Parts of the exercise -
1. From the gangway ladder passage, write out the part that opens with the words containing "In accordance with" and closes with "the gangway ladder.".
2. According to the gangway ladder passage, at what angle is the portion of the gangway ladder near its other end curved downwardly?

==== Text segment

To eliminate such inconveniences, there has been proposed a tower 5 (FIG. 5) including a plurality of tiers, each of which is provided with a ladder body similar to the body 1. Each ladder body 1 is disposed to be slidable and tiltable toward the vessel 12. On its top, the tower 5 carries a crane beam 6 which extends toward the vessel 12, and a crane 7 is movably mounted on the crane beam 6 for suspension of the ladder body 1. With this arrangement, the ladder body 1 may be pulled forward by the crane 7 from a particular tier of the tower 5 which corresponds in elevation to the elevation of the main deck 14 with respect to the quay 11, thus avoiding an increased angle of inclination of the ladder body as illustrated in FIG. 4. However, as the elevation of the vessel varies greatly, the ladder body 1 must be retracted into the associated tier of the tower 5 and another ladder body pulled forward each time the elevation varies by a given increment. It will be seen that the resulting construction represents a very extensive and expensive structure.

It is an object of the invention to provide a gangway ladder arrangement capable of providing a freely variable angle of inclination as the relative elevation of a vessel with respect to a quay varies.

It is another object of the invention to provide a gangway ladder arrangement which is simple in construction while permitting a safe passage of crew or passengers for an increased elevation of a vessel with respect to a quay.

In accordance with the invention, there is provided a gangway ladder arrangement for providing a passage between a quay and a vessel, comprising a basement frame anchored to the quay, a truck assembly mounted on the basement frame so as to be movable toward or away from the vessel, a gangway ladder having its one end mounted on the truck assembly in a tiltable manner and having its other end curved downwardly, and a controller for controlling the movement of the truck assembly and the tilting movement of the gangway ladder.

In a preferred embodiment of the invention, a platform extending in a direction perpendicular to the end face of the quay is mounted on the basement frame, and is provided with guide rails which extend lengthwise thereof. The truck assembly runs on the guide rails. The truck assembly is fixedly connected to part of an endless chain which is driven by a reversible motor placed on the basement frame. The endless chain extend along the guide rails, and by controlling the drive of the reversible motor, the location of the truck assembly can be established at any point desired. The gangway ladder may assume an angle of inclination which is controlled by a winch assembly mounted on the basement frame. A portion of the gangway ladder located adjacent to the other end thereof is curved downwardly with an angle which is greater than 90° and less than 180°. The curvature is sufficient to permit an access of the other end of the gangway ladder to the main deck while avoiding an interference as by the handrail mounted on the main deck if the vessel is unloaded or if the elevation of the quay rises as a result of the high tide. A rear subladder is disposed between the one end of the gangway ladder and the base surface of the truck assembly to provide a communication between the platform and the ladder through the truck assembly. A front subladder has its one end pivotally connected with the front end of the gangway ladder and has its other end disposed in abutment against the main deck of the vessel.

========
==== Supplied material

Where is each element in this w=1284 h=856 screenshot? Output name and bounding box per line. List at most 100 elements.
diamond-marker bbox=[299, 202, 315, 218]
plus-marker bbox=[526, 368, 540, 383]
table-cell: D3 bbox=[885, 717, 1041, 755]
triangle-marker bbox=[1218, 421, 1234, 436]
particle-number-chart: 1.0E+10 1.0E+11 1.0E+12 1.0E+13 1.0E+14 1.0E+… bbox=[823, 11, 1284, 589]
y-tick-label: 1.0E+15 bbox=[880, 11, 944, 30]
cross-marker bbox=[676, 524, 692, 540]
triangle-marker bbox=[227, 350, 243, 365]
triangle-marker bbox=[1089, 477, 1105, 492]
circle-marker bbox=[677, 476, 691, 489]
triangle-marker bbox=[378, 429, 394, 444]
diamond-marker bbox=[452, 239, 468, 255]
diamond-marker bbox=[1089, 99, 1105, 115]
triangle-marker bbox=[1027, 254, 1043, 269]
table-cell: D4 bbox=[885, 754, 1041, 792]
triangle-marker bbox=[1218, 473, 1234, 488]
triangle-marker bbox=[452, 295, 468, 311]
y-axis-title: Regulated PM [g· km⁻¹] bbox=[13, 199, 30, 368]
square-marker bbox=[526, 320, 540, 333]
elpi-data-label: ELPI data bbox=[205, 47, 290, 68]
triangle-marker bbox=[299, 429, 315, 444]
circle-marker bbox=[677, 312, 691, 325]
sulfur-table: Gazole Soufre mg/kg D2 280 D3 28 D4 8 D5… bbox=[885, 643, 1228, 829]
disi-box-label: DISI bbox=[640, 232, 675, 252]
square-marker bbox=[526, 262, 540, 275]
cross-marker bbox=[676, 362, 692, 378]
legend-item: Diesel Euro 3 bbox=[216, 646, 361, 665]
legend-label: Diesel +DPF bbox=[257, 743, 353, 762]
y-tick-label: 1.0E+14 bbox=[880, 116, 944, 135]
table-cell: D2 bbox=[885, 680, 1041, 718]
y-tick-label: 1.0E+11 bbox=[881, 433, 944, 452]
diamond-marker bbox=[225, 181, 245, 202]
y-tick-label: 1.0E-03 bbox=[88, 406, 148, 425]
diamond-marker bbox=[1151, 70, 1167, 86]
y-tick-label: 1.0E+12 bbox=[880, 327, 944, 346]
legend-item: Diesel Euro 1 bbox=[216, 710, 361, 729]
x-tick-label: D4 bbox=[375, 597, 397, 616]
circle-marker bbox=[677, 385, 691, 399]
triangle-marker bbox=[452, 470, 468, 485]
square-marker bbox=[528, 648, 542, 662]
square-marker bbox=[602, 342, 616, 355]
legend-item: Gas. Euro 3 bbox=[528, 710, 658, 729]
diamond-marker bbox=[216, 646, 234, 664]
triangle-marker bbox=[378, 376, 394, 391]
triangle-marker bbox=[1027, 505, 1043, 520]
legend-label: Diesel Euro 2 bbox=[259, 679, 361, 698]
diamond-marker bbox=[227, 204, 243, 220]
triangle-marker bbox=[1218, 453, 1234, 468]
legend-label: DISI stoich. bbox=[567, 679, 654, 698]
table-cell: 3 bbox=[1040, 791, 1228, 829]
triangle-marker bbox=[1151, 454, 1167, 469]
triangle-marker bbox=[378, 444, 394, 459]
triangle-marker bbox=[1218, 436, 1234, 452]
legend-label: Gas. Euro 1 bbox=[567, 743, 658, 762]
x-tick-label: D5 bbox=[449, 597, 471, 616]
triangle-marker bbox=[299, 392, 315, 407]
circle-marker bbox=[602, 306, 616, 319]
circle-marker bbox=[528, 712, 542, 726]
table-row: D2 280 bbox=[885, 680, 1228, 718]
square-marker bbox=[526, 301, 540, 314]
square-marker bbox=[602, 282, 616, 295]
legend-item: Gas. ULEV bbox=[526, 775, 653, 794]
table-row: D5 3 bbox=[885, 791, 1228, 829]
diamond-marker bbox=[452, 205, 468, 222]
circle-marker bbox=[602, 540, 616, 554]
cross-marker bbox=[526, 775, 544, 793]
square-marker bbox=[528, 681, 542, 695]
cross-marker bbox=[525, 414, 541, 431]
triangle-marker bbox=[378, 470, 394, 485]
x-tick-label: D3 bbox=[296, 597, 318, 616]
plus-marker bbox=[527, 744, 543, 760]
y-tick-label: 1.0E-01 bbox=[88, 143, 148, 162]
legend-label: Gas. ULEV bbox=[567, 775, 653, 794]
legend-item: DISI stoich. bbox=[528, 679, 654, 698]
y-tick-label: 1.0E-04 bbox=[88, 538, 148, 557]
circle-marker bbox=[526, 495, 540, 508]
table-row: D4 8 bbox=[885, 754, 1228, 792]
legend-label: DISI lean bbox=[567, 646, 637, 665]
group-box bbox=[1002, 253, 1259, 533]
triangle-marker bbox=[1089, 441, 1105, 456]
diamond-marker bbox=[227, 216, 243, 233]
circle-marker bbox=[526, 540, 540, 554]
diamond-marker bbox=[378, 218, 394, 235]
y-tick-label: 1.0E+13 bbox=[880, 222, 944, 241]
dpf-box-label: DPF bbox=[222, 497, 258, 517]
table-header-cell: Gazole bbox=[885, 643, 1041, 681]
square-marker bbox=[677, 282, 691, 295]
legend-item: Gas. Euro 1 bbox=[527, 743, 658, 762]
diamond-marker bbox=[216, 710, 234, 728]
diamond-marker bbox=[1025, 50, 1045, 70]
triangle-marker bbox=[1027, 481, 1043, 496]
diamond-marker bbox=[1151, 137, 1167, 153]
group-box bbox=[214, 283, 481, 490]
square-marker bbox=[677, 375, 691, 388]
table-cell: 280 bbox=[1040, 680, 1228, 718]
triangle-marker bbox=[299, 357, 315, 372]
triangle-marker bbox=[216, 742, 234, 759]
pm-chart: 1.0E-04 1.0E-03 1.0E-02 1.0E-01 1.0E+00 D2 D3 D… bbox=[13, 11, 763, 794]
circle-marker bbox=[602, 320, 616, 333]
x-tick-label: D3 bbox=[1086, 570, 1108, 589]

========

Solutions to the problems -
1.
In accordance with the invention, there is provided a gangway ladder arrangement for providing a passage between a quay and a vessel, comprising a basement frame anchored to the quay, a truck assembly mounted on the basement frame so as to be movable toward or away from the vessel, a gangway ladder having its one end mounted on the truck assembly in a tiltable manner and having its other end curved downwardly, and a controller for controlling the movement of the truck assembly and the tilting movement of the gangway ladder.

2. It is curved downwardly at an angle greater than 90° and less than 180°.